═════ Given data ═════

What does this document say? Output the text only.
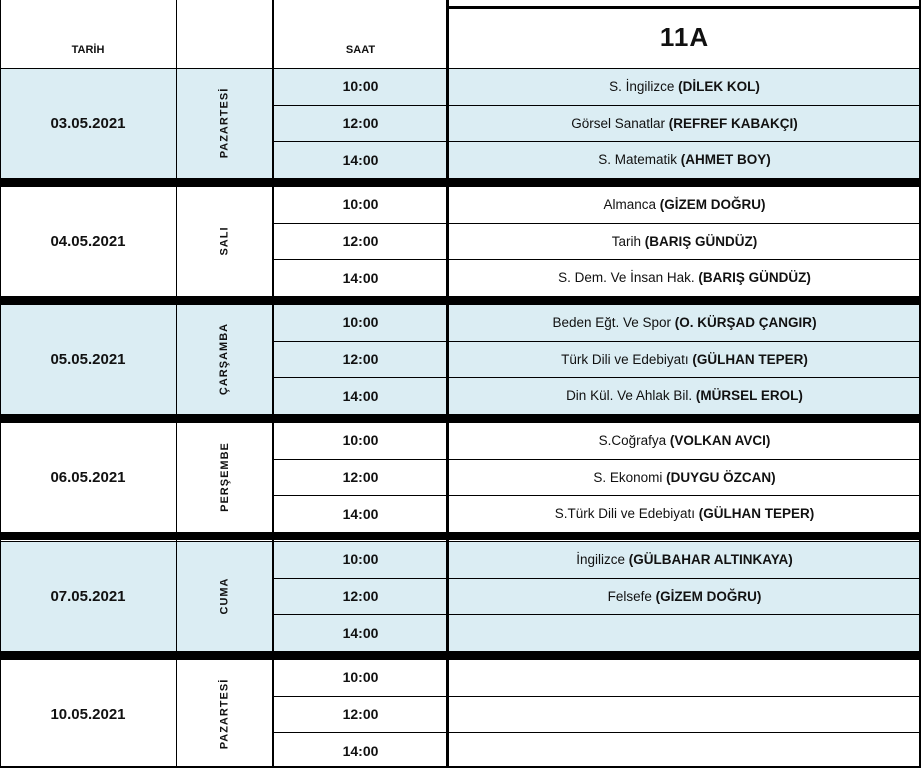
TARİH	SAAT	11A
03.05.2021	PAZARTESİ
10:00	S. İngilizce (DİLEK KOL)
12:00	Görsel Sanatlar (REFREF KABAKÇI)
14:00	S. Matematik (AHMET BOY)
04.05.2021	SALI
10:00	Almanca (GİZEM DOĞRU)
12:00	Tarih (BARIŞ GÜNDÜZ)
14:00	S. Dem. Ve İnsan Hak. (BARIŞ GÜNDÜZ)
05.05.2021	ÇARŞAMBA
10:00	Beden Eğt. Ve Spor (O. KÜRŞAD ÇANGIR)
12:00	Türk Dili ve Edebiyatı (GÜLHAN TEPER)
14:00	Din Kül. Ve Ahlak Bil. (MÜRSEL EROL)
06.05.2021	PERŞEMBE
10:00	S.Coğrafya (VOLKAN AVCI)
12:00	S. Ekonomi (DUYGU ÖZCAN)
14:00	S.Türk Dili ve Edebiyatı (GÜLHAN TEPER)
07.05.2021	CUMA
10:00	İngilizce (GÜLBAHAR ALTINKAYA)
12:00	Felsefe (GİZEM DOĞRU)
14:00
10.05.2021	PAZARTESİ
10:00
12:00
14:00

═════

= Problem statement =
Display every line of the listing that contains the string "Dili".

= Finished exercise =
12:00	Türk Dili ve Edebiyatı (GÜLHAN TEPER)
14:00	S.Türk Dili ve Edebiyatı (GÜLHAN TEPER)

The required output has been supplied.